Description of the task: Return every line below in which "this" appears.

Provided records:

_ _ _ _ _ _ _

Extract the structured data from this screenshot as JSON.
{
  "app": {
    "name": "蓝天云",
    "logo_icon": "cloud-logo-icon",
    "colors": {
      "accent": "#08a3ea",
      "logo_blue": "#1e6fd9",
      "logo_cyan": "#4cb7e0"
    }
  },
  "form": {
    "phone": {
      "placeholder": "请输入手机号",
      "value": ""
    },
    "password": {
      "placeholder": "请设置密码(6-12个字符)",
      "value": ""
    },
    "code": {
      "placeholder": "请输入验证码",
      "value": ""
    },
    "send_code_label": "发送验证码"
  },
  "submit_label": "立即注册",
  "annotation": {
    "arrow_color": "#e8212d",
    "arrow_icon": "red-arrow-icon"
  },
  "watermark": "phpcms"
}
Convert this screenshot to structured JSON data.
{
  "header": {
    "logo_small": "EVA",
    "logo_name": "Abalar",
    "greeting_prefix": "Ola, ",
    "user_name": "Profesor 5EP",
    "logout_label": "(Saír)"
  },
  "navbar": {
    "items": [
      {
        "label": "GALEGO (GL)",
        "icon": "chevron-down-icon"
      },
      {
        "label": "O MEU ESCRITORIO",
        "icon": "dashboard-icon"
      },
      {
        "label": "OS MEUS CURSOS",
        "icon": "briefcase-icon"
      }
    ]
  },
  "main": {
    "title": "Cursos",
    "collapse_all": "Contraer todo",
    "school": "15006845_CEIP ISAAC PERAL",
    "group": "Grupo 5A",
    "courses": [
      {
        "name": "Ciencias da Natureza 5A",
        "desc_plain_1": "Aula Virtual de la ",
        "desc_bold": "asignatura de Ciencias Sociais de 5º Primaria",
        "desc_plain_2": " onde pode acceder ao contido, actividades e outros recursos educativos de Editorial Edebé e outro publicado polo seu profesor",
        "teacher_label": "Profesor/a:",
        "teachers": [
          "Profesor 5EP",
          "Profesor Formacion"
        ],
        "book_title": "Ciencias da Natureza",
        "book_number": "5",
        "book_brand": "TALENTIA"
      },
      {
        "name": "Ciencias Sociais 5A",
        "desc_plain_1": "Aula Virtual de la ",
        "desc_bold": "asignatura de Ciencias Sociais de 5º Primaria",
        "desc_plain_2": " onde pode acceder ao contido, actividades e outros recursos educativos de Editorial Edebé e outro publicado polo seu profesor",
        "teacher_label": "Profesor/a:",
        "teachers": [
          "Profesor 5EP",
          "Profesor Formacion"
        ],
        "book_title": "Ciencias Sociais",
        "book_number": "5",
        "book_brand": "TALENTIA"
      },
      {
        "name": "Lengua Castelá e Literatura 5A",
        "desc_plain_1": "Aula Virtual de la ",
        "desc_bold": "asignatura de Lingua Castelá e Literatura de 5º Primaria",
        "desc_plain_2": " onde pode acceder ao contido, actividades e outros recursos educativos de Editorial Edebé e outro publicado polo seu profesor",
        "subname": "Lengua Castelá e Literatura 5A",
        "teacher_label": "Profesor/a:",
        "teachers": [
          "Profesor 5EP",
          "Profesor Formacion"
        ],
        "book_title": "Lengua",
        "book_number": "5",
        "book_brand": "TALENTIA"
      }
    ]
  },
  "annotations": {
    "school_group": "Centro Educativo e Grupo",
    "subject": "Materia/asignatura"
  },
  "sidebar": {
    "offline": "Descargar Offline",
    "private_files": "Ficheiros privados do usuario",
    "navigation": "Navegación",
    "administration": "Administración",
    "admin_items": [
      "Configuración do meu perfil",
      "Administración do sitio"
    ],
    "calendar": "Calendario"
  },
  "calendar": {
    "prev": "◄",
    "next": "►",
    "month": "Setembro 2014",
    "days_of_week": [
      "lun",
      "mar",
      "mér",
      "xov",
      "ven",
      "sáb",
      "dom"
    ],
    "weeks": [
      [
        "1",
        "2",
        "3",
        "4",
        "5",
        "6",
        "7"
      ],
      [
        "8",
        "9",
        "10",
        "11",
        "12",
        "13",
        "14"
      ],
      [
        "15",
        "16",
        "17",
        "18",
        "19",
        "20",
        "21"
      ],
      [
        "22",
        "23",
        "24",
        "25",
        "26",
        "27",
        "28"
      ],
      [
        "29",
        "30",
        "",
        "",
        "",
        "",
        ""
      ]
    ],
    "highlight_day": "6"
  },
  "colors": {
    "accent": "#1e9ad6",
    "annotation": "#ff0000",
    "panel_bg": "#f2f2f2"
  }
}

_ _ _ _ _ _ _

Correct answer:
Extract the structured data from this screenshot as JSON.
Convert this screenshot to structured JSON data.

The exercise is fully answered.